> TASK PROMPT
Each entry below is to be duplicated verbatim.

> DATA LINES
● ● ● ● ●

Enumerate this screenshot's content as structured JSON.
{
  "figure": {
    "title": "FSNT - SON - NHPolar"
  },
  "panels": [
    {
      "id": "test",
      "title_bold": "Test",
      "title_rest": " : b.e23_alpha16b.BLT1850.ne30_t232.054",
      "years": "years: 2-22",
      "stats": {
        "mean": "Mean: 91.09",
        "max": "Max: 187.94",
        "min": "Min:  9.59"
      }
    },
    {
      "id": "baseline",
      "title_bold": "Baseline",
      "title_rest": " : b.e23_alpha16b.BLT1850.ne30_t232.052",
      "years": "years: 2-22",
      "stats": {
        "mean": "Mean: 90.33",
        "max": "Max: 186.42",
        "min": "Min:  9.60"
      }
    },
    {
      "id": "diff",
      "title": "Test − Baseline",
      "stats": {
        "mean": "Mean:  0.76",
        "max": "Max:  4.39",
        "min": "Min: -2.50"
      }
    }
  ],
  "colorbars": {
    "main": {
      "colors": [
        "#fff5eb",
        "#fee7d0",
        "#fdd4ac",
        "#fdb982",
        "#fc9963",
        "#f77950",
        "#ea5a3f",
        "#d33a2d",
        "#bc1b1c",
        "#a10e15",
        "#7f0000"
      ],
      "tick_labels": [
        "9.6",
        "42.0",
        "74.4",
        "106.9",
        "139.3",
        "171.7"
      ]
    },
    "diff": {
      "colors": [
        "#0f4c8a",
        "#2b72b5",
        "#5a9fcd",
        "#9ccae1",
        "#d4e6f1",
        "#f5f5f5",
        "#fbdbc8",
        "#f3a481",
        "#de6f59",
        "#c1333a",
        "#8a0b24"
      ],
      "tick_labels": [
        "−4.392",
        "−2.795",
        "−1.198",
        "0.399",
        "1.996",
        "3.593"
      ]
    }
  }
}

● ● ● ● ●

> THE COMPLETED TASK
Enumerate this screenshot's content as structured JSON.
{
  "figure": {
    "title": "FSNT - SON - NHPolar"
  },
  "panels": [
    {
      "id": "test",
      "title_bold": "Test",
      "title_rest": " : b.e23_alpha16b.BLT1850.ne30_t232.054",
      "years": "years: 2-22",
      "stats": {
        "mean": "Mean: 91.09",
        "max": "Max: 187.94",
        "min": "Min:  9.59"
      }
    },
    {
      "id": "baseline",
      "title_bold": "Baseline",
      "title_rest": " : b.e23_alpha16b.BLT1850.ne30_t232.052",
      "years": "years: 2-22",
      "stats": {
        "mean": "Mean: 90.33",
        "max": "Max: 186.42",
        "min": "Min:  9.60"
      }
    },
    {
      "id": "diff",
      "title": "Test − Baseline",
      "stats": {
        "mean": "Mean:  0.76",
        "max": "Max:  4.39",
        "min": "Min: -2.50"
      }
    }
  ],
  "colorbars": {
    "main": {
      "colors": [
        "#fff5eb",
        "#fee7d0",
        "#fdd4ac",
        "#fdb982",
        "#fc9963",
        "#f77950",
        "#ea5a3f",
        "#d33a2d",
        "#bc1b1c",
        "#a10e15",
        "#7f0000"
      ],
      "tick_labels": [
        "9.6",
        "42.0",
        "74.4",
        "106.9",
        "139.3",
        "171.7"
      ]
    },
    "diff": {
      "colors": [
        "#0f4c8a",
        "#2b72b5",
        "#5a9fcd",
        "#9ccae1",
        "#d4e6f1",
        "#f5f5f5",
        "#fbdbc8",
        "#f3a481",
        "#de6f59",
        "#c1333a",
        "#8a0b24"
      ],
      "tick_labels": [
        "−4.392",
        "−2.795",
        "−1.198",
        "0.399",
        "1.996",
        "3.593"
      ]
    }
  }
}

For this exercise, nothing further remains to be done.